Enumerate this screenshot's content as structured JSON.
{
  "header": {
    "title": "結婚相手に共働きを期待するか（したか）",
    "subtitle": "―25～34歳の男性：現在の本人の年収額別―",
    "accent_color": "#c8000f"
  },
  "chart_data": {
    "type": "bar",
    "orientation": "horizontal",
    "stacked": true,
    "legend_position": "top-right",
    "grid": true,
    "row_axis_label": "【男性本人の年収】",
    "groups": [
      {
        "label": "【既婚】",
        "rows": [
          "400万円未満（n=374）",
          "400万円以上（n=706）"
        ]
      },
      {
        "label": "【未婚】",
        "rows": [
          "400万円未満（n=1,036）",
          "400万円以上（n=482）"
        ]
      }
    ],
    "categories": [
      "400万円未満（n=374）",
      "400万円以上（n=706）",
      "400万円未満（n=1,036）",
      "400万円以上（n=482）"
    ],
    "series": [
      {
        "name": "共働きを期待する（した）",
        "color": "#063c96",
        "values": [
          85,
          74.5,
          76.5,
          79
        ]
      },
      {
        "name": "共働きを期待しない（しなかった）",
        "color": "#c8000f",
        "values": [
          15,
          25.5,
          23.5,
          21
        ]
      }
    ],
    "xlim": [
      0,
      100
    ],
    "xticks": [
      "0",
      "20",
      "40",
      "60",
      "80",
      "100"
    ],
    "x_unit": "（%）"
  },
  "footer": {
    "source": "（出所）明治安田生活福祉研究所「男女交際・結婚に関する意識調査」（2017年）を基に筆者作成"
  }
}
------
§ **REQUEST**:
Transcribe the material above word for word.

§ **RESPONSE TO THE TASK**:
Enumerate this screenshot's content as structured JSON.
{
  "header": {
    "title": "結婚相手に共働きを期待するか（したか）",
    "subtitle": "―25～34歳の男性：現在の本人の年収額別―",
    "accent_color": "#c8000f"
  },
  "chart_data": {
    "type": "bar",
    "orientation": "horizontal",
    "stacked": true,
    "legend_position": "top-right",
    "grid": true,
    "row_axis_label": "【男性本人の年収】",
    "groups": [
      {
        "label": "【既婚】",
        "rows": [
          "400万円未満（n=374）",
          "400万円以上（n=706）"
        ]
      },
      {
        "label": "【未婚】",
        "rows": [
          "400万円未満（n=1,036）",
          "400万円以上（n=482）"
        ]
      }
    ],
    "categories": [
      "400万円未満（n=374）",
      "400万円以上（n=706）",
      "400万円未満（n=1,036）",
      "400万円以上（n=482）"
    ],
    "series": [
      {
        "name": "共働きを期待する（した）",
        "color": "#063c96",
        "values": [
          85,
          74.5,
          76.5,
          79
        ]
      },
      {
        "name": "共働きを期待しない（しなかった）",
        "color": "#c8000f",
        "values": [
          15,
          25.5,
          23.5,
          21
        ]
      }
    ],
    "xlim": [
      0,
      100
    ],
    "xticks": [
      "0",
      "20",
      "40",
      "60",
      "80",
      "100"
    ],
    "x_unit": "（%）"
  },
  "footer": {
    "source": "（出所）明治安田生活福祉研究所「男女交際・結婚に関する意識調査」（2017年）を基に筆者作成"
  }
}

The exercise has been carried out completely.